From the entries below, gather each line containing the word "Cutlery".
--- Provided material ---
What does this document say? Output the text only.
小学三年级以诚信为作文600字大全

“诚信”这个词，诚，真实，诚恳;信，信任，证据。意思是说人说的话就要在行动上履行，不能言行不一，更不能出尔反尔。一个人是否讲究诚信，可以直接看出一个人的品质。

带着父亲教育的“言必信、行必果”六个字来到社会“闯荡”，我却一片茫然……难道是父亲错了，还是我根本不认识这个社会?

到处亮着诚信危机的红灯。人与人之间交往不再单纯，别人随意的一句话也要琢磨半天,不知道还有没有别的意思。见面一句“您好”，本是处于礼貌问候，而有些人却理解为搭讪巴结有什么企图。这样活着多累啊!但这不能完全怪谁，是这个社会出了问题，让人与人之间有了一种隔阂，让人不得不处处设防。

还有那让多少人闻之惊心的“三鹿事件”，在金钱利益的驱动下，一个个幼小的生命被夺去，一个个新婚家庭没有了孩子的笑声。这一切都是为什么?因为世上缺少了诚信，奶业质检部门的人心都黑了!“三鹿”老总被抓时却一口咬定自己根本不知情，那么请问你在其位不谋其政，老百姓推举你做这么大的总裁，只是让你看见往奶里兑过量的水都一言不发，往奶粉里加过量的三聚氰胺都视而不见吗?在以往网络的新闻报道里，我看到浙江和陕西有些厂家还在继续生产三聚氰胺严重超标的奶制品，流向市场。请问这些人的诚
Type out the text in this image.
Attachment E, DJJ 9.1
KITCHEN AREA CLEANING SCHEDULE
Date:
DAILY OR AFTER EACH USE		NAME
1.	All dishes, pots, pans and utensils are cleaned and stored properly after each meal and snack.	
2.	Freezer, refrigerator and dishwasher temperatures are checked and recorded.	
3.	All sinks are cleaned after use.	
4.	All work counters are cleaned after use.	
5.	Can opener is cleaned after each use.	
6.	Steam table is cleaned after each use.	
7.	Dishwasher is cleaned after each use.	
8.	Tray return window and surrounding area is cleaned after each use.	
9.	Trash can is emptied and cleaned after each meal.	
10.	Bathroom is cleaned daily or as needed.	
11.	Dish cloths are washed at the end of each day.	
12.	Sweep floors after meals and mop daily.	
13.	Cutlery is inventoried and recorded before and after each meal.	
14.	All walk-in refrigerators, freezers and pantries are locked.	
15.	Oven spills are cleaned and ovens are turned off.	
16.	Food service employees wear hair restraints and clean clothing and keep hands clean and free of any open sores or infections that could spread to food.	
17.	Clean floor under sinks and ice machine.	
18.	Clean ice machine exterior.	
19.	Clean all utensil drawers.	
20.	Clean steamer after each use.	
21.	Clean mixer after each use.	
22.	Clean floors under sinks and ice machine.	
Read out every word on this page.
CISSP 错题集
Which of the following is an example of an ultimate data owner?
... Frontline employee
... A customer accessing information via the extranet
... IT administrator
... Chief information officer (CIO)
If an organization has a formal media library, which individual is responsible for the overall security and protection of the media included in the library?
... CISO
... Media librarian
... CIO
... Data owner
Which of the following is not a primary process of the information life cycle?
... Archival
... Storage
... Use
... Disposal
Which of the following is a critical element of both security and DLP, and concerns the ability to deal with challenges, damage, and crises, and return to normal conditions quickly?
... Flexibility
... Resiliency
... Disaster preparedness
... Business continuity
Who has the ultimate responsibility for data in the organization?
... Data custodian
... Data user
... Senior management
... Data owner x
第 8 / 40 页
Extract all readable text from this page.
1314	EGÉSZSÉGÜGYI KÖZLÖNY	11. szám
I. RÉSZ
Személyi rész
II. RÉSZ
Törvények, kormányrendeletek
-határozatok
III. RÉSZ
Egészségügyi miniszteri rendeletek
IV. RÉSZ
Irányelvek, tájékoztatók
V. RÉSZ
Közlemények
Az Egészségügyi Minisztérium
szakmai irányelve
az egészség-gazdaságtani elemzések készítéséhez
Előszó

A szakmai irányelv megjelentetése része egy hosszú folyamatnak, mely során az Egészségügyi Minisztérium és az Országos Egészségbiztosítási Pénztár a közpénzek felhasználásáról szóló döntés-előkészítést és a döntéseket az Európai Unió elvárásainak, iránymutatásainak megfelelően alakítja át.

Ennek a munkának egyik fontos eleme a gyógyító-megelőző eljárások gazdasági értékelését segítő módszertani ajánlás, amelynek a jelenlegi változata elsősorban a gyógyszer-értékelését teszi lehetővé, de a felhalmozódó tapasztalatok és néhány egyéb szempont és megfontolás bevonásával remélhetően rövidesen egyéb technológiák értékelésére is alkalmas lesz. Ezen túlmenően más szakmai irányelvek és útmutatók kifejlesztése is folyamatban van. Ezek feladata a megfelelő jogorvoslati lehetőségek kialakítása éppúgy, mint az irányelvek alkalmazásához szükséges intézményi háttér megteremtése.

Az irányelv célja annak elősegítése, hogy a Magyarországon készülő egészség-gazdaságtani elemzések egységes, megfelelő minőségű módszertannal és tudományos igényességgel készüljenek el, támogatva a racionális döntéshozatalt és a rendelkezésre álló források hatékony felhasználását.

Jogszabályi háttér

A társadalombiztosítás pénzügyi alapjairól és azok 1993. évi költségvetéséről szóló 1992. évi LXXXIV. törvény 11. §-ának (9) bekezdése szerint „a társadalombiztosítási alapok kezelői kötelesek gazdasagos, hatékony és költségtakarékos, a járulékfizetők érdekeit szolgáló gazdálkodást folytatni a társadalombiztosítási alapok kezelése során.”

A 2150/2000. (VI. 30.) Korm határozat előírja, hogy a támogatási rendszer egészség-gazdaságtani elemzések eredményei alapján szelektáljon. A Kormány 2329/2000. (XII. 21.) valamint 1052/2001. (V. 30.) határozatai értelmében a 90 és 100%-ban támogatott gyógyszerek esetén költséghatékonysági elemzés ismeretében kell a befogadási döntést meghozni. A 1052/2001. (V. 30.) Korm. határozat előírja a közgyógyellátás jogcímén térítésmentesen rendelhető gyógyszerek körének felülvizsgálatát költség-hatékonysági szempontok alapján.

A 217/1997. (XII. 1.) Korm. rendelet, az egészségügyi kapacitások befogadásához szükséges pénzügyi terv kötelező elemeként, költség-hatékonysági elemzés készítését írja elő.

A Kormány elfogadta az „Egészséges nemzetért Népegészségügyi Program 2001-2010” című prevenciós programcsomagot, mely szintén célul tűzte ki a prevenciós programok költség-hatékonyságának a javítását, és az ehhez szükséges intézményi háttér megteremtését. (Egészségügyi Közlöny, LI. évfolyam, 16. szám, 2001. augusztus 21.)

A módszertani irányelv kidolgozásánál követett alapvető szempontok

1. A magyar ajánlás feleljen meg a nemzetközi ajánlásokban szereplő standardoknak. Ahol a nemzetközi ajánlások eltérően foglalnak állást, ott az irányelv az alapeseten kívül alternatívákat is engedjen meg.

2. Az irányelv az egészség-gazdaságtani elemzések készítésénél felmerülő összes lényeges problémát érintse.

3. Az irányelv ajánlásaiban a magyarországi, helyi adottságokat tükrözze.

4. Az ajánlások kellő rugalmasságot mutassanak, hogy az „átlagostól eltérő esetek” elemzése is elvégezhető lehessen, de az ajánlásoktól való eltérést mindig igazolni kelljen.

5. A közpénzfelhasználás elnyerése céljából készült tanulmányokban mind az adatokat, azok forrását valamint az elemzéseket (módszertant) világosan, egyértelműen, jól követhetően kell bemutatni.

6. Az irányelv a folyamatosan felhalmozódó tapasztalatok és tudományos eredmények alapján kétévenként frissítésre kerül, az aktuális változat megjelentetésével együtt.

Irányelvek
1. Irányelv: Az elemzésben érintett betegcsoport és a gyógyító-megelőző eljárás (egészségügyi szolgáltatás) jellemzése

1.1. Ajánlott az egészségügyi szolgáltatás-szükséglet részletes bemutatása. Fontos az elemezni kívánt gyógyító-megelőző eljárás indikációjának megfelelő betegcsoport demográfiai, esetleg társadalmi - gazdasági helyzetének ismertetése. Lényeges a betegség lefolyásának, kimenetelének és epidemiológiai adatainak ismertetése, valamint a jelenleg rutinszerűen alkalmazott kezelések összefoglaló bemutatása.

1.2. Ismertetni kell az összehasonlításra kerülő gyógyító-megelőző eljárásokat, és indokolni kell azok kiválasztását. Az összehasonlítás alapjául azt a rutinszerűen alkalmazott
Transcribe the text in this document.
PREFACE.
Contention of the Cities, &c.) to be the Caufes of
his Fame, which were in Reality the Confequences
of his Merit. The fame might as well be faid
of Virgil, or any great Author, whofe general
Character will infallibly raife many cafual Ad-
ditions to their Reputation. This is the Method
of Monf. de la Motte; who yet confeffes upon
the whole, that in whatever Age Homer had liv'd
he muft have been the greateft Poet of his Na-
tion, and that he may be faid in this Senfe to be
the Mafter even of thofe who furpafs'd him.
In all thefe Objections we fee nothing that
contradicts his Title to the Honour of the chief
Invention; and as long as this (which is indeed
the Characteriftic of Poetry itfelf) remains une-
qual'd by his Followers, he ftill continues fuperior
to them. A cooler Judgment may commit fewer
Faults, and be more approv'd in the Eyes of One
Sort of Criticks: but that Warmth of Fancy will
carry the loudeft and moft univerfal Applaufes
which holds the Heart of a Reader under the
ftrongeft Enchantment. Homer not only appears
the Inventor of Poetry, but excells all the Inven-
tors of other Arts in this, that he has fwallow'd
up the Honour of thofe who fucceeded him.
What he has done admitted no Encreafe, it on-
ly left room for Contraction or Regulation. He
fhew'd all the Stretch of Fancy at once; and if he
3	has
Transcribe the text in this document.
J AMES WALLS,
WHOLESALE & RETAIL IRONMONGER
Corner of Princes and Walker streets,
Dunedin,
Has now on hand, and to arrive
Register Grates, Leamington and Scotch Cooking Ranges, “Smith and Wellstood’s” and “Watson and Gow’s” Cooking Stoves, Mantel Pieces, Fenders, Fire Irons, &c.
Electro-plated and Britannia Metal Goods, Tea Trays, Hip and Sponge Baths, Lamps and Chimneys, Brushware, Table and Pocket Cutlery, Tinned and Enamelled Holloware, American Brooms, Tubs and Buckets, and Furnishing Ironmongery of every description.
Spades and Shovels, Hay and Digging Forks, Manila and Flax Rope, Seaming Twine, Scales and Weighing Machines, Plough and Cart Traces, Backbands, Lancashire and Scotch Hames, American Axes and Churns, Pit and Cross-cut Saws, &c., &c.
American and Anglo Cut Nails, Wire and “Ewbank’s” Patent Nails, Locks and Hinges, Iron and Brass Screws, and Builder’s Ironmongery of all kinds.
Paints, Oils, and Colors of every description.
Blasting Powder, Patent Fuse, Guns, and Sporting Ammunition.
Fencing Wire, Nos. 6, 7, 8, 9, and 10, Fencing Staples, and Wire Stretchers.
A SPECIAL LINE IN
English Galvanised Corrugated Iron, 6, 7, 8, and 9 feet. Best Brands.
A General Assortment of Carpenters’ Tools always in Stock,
---
_Written answer:_
13.	Cutlery is inventoried and recorded before and after each meal.	
Electro-plated and Britannia Metal Goods, Tea Trays, Hip and Sponge Baths, Lamps and Chimneys, Brushware, Table and Pocket Cutlery, Tinned and Enamelled Holloware, American Brooms, Tubs and Buckets, and Furnishing Ironmongery of every description.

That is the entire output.